SHORT EXERCISE. Locate every line in the material below that has the word "Claim". Copy each of those lines.

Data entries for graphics
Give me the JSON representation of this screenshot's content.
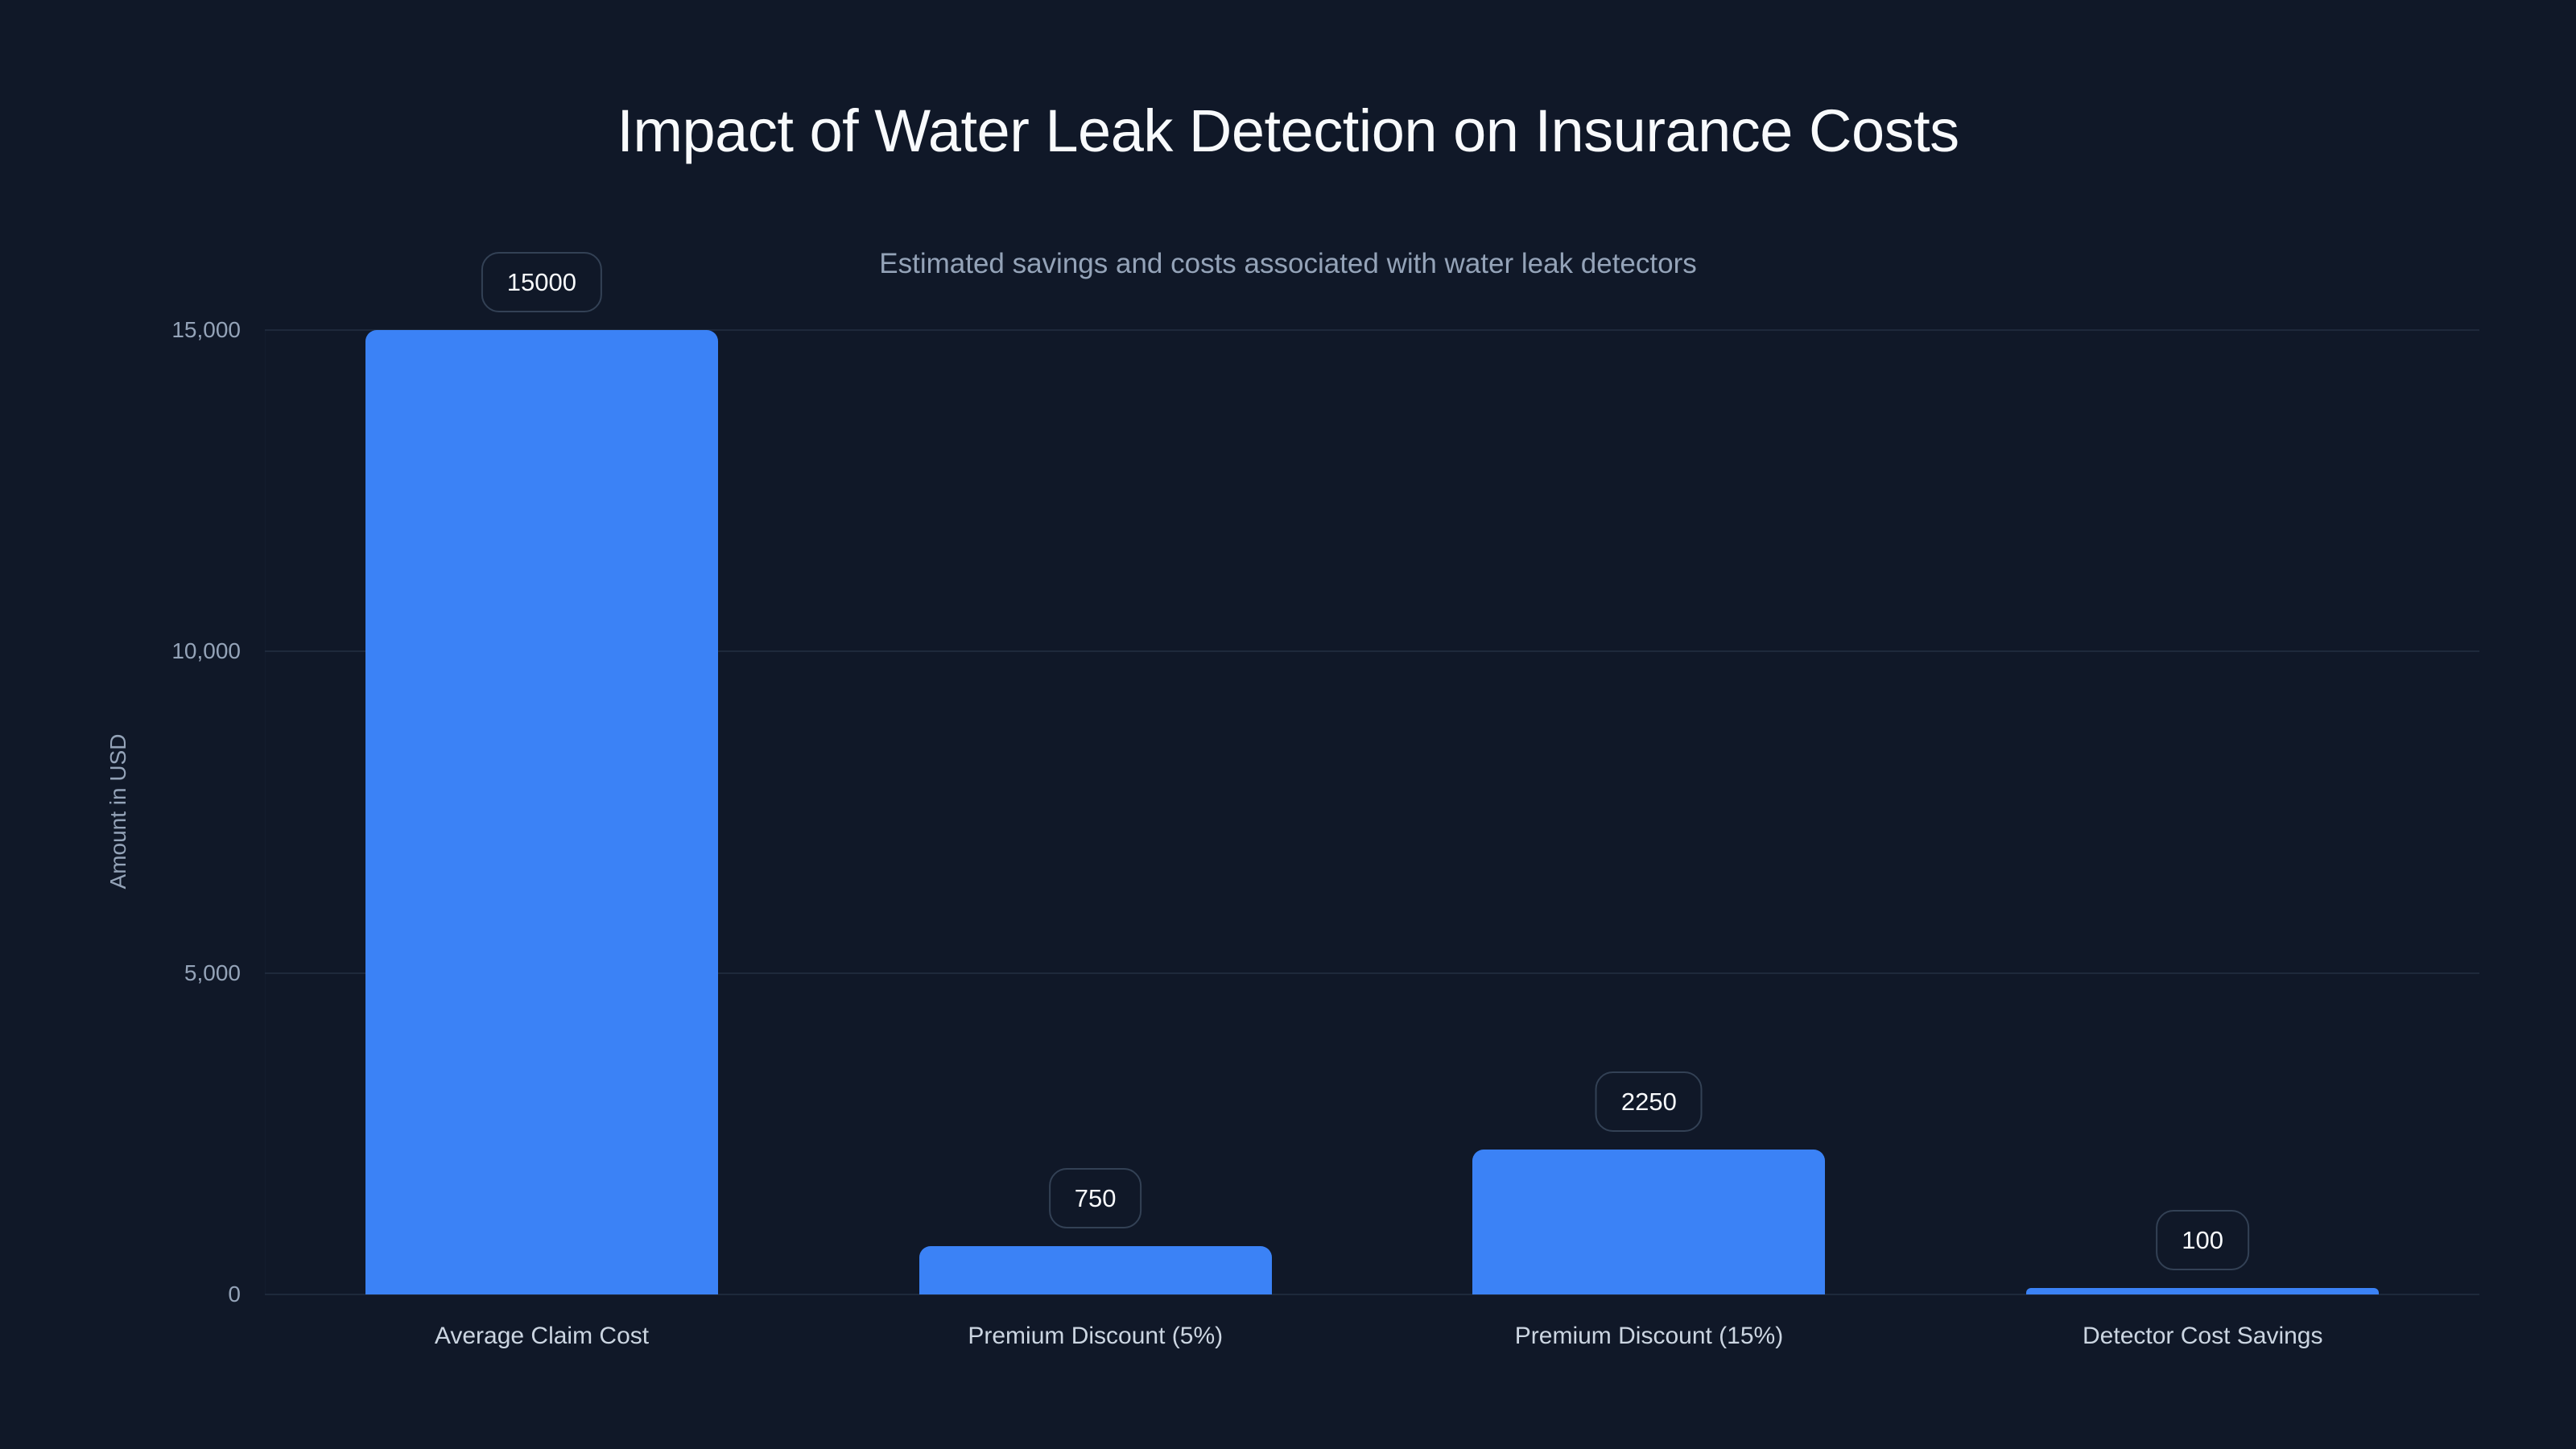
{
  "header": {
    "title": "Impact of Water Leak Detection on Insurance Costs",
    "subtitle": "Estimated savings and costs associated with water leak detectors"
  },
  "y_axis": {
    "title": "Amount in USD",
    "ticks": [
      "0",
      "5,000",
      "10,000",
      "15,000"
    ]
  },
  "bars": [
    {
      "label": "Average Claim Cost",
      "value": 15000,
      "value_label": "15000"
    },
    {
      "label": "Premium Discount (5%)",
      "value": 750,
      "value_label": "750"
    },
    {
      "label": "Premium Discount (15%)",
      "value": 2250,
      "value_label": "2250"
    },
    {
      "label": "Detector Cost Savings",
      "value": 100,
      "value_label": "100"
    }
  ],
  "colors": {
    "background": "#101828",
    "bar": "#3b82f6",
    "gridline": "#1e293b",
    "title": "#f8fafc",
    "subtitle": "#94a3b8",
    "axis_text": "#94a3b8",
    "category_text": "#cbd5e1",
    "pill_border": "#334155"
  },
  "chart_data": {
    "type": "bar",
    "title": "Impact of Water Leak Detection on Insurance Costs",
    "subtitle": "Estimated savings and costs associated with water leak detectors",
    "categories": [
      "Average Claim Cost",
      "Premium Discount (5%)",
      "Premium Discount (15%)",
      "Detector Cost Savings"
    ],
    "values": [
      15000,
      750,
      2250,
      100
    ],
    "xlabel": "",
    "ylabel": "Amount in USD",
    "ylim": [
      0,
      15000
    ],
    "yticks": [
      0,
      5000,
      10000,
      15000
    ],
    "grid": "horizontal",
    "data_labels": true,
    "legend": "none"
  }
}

SOLUTION FOR THIS EXERCISE.
      "label": "Average Claim Cost",
      "Average Claim Cost",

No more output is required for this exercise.